Data -
◆ ◆ ◆ ◆ ◆ ◆ ◆

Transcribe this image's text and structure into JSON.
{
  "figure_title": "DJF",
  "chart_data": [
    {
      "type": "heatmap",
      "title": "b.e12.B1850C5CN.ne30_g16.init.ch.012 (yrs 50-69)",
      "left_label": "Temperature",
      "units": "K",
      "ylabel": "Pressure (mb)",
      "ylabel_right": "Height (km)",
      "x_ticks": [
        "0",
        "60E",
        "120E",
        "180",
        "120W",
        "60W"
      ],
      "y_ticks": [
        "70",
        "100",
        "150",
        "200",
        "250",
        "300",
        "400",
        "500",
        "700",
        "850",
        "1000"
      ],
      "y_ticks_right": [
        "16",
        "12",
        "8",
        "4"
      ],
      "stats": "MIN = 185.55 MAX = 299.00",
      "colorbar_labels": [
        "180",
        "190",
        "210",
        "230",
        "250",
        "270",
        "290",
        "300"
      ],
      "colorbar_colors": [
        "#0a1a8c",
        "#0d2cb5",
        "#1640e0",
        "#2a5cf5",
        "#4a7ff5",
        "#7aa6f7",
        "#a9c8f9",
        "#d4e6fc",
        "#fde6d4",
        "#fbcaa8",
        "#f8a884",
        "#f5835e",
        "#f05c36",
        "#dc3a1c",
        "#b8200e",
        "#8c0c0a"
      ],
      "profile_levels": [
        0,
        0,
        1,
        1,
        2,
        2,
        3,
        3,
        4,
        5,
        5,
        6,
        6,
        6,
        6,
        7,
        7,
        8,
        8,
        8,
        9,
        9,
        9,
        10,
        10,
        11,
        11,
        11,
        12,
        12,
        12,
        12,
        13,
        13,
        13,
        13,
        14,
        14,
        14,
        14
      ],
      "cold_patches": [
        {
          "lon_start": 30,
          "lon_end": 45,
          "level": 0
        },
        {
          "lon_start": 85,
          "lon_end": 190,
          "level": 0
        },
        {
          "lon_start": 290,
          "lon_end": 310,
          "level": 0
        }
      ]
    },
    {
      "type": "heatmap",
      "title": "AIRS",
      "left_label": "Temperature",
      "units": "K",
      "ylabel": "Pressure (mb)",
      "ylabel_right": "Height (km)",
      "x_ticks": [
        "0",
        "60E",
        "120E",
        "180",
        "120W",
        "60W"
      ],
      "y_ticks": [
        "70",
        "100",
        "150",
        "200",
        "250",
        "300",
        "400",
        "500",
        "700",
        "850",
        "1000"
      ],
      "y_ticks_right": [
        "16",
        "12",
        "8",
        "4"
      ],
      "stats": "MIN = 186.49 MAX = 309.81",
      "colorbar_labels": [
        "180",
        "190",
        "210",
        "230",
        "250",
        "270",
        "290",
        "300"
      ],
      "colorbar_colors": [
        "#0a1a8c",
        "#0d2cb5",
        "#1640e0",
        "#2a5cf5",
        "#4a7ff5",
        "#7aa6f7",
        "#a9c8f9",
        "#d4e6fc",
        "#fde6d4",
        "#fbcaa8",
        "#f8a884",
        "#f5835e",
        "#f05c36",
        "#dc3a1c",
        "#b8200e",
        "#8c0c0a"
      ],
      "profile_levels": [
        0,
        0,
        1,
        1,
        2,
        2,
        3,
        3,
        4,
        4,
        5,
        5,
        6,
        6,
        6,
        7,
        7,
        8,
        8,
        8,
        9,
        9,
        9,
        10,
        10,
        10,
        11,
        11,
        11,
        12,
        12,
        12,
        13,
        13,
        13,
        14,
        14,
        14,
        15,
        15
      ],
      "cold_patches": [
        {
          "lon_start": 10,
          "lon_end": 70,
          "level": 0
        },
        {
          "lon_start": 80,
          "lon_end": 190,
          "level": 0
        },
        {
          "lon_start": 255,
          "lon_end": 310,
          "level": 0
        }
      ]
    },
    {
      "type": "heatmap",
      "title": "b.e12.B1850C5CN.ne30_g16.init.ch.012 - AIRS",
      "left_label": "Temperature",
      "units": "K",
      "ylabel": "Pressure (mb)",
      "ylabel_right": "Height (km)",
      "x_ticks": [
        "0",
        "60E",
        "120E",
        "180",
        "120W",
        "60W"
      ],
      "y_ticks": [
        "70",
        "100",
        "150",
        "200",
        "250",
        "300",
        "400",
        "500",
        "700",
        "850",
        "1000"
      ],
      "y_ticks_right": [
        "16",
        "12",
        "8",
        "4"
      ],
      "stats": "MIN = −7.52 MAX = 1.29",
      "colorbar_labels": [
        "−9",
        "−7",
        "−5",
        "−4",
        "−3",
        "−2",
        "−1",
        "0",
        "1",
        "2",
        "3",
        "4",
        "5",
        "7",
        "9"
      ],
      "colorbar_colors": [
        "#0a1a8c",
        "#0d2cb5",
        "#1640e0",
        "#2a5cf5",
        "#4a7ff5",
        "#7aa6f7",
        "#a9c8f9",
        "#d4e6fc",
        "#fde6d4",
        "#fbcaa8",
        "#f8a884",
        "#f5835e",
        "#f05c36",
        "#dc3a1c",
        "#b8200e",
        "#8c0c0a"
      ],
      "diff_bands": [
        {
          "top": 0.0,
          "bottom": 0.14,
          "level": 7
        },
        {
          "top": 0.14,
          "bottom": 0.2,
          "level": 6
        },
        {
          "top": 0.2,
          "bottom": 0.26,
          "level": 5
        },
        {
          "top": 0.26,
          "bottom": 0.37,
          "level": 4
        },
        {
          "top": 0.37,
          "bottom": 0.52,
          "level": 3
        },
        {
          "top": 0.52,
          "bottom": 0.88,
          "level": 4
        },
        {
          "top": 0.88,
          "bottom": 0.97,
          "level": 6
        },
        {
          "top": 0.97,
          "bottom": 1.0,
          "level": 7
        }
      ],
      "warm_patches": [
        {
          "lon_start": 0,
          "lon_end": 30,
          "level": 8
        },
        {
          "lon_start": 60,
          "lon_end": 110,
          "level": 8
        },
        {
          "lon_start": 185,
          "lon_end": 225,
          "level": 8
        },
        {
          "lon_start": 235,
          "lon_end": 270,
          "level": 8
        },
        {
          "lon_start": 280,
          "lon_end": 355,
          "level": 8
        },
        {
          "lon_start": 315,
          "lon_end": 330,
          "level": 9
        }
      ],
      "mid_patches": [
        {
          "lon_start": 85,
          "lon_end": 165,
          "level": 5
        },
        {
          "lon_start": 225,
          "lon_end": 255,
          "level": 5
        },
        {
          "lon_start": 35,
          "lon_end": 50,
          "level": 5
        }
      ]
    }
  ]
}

◆ ◆ ◆ ◆ ◆ ◆ ◆

What the exercise asks - Take the entries above and copy them out exactly.

The reply -
Transcribe this image's text and structure into JSON.
{
  "figure_title": "DJF",
  "chart_data": [
    {
      "type": "heatmap",
      "title": "b.e12.B1850C5CN.ne30_g16.init.ch.012 (yrs 50-69)",
      "left_label": "Temperature",
      "units": "K",
      "ylabel": "Pressure (mb)",
      "ylabel_right": "Height (km)",
      "x_ticks": [
        "0",
        "60E",
        "120E",
        "180",
        "120W",
        "60W"
      ],
      "y_ticks": [
        "70",
        "100",
        "150",
        "200",
        "250",
        "300",
        "400",
        "500",
        "700",
        "850",
        "1000"
      ],
      "y_ticks_right": [
        "16",
        "12",
        "8",
        "4"
      ],
      "stats": "MIN = 185.55 MAX = 299.00",
      "colorbar_labels": [
        "180",
        "190",
        "210",
        "230",
        "250",
        "270",
        "290",
        "300"
      ],
      "colorbar_colors": [
        "#0a1a8c",
        "#0d2cb5",
        "#1640e0",
        "#2a5cf5",
        "#4a7ff5",
        "#7aa6f7",
        "#a9c8f9",
        "#d4e6fc",
        "#fde6d4",
        "#fbcaa8",
        "#f8a884",
        "#f5835e",
        "#f05c36",
        "#dc3a1c",
        "#b8200e",
        "#8c0c0a"
      ],
      "profile_levels": [
        0,
        0,
        1,
        1,
        2,
        2,
        3,
        3,
        4,
        5,
        5,
        6,
        6,
        6,
        6,
        7,
        7,
        8,
        8,
        8,
        9,
        9,
        9,
        10,
        10,
        11,
        11,
        11,
        12,
        12,
        12,
        12,
        13,
        13,
        13,
        13,
        14,
        14,
        14,
        14
      ],
      "cold_patches": [
        {
          "lon_start": 30,
          "lon_end": 45,
          "level": 0
        },
        {
          "lon_start": 85,
          "lon_end": 190,
          "level": 0
        },
        {
          "lon_start": 290,
          "lon_end": 310,
          "level": 0
        }
      ]
    },
    {
      "type": "heatmap",
      "title": "AIRS",
      "left_label": "Temperature",
      "units": "K",
      "ylabel": "Pressure (mb)",
      "ylabel_right": "Height (km)",
      "x_ticks": [
        "0",
        "60E",
        "120E",
        "180",
        "120W",
        "60W"
      ],
      "y_ticks": [
        "70",
        "100",
        "150",
        "200",
        "250",
        "300",
        "400",
        "500",
        "700",
        "850",
        "1000"
      ],
      "y_ticks_right": [
        "16",
        "12",
        "8",
        "4"
      ],
      "stats": "MIN = 186.49 MAX = 309.81",
      "colorbar_labels": [
        "180",
        "190",
        "210",
        "230",
        "250",
        "270",
        "290",
        "300"
      ],
      "colorbar_colors": [
        "#0a1a8c",
        "#0d2cb5",
        "#1640e0",
        "#2a5cf5",
        "#4a7ff5",
        "#7aa6f7",
        "#a9c8f9",
        "#d4e6fc",
        "#fde6d4",
        "#fbcaa8",
        "#f8a884",
        "#f5835e",
        "#f05c36",
        "#dc3a1c",
        "#b8200e",
        "#8c0c0a"
      ],
      "profile_levels": [
        0,
        0,
        1,
        1,
        2,
        2,
        3,
        3,
        4,
        4,
        5,
        5,
        6,
        6,
        6,
        7,
        7,
        8,
        8,
        8,
        9,
        9,
        9,
        10,
        10,
        10,
        11,
        11,
        11,
        12,
        12,
        12,
        13,
        13,
        13,
        14,
        14,
        14,
        15,
        15
      ],
      "cold_patches": [
        {
          "lon_start": 10,
          "lon_end": 70,
          "level": 0
        },
        {
          "lon_start": 80,
          "lon_end": 190,
          "level": 0
        },
        {
          "lon_start": 255,
          "lon_end": 310,
          "level": 0
        }
      ]
    },
    {
      "type": "heatmap",
      "title": "b.e12.B1850C5CN.ne30_g16.init.ch.012 - AIRS",
      "left_label": "Temperature",
      "units": "K",
      "ylabel": "Pressure (mb)",
      "ylabel_right": "Height (km)",
      "x_ticks": [
        "0",
        "60E",
        "120E",
        "180",
        "120W",
        "60W"
      ],
      "y_ticks": [
        "70",
        "100",
        "150",
        "200",
        "250",
        "300",
        "400",
        "500",
        "700",
        "850",
        "1000"
      ],
      "y_ticks_right": [
        "16",
        "12",
        "8",
        "4"
      ],
      "stats": "MIN = −7.52 MAX = 1.29",
      "colorbar_labels": [
        "−9",
        "−7",
        "−5",
        "−4",
        "−3",
        "−2",
        "−1",
        "0",
        "1",
        "2",
        "3",
        "4",
        "5",
        "7",
        "9"
      ],
      "colorbar_colors": [
        "#0a1a8c",
        "#0d2cb5",
        "#1640e0",
        "#2a5cf5",
        "#4a7ff5",
        "#7aa6f7",
        "#a9c8f9",
        "#d4e6fc",
        "#fde6d4",
        "#fbcaa8",
        "#f8a884",
        "#f5835e",
        "#f05c36",
        "#dc3a1c",
        "#b8200e",
        "#8c0c0a"
      ],
      "diff_bands": [
        {
          "top": 0.0,
          "bottom": 0.14,
          "level": 7
        },
        {
          "top": 0.14,
          "bottom": 0.2,
          "level": 6
        },
        {
          "top": 0.2,
          "bottom": 0.26,
          "level": 5
        },
        {
          "top": 0.26,
          "bottom": 0.37,
          "level": 4
        },
        {
          "top": 0.37,
          "bottom": 0.52,
          "level": 3
        },
        {
          "top": 0.52,
          "bottom": 0.88,
          "level": 4
        },
        {
          "top": 0.88,
          "bottom": 0.97,
          "level": 6
        },
        {
          "top": 0.97,
          "bottom": 1.0,
          "level": 7
        }
      ],
      "warm_patches": [
        {
          "lon_start": 0,
          "lon_end": 30,
          "level": 8
        },
        {
          "lon_start": 60,
          "lon_end": 110,
          "level": 8
        },
        {
          "lon_start": 185,
          "lon_end": 225,
          "level": 8
        },
        {
          "lon_start": 235,
          "lon_end": 270,
          "level": 8
        },
        {
          "lon_start": 280,
          "lon_end": 355,
          "level": 8
        },
        {
          "lon_start": 315,
          "lon_end": 330,
          "level": 9
        }
      ],
      "mid_patches": [
        {
          "lon_start": 85,
          "lon_end": 165,
          "level": 5
        },
        {
          "lon_start": 225,
          "lon_end": 255,
          "level": 5
        },
        {
          "lon_start": 35,
          "lon_end": 50,
          "level": 5
        }
      ]
    }
  ]
}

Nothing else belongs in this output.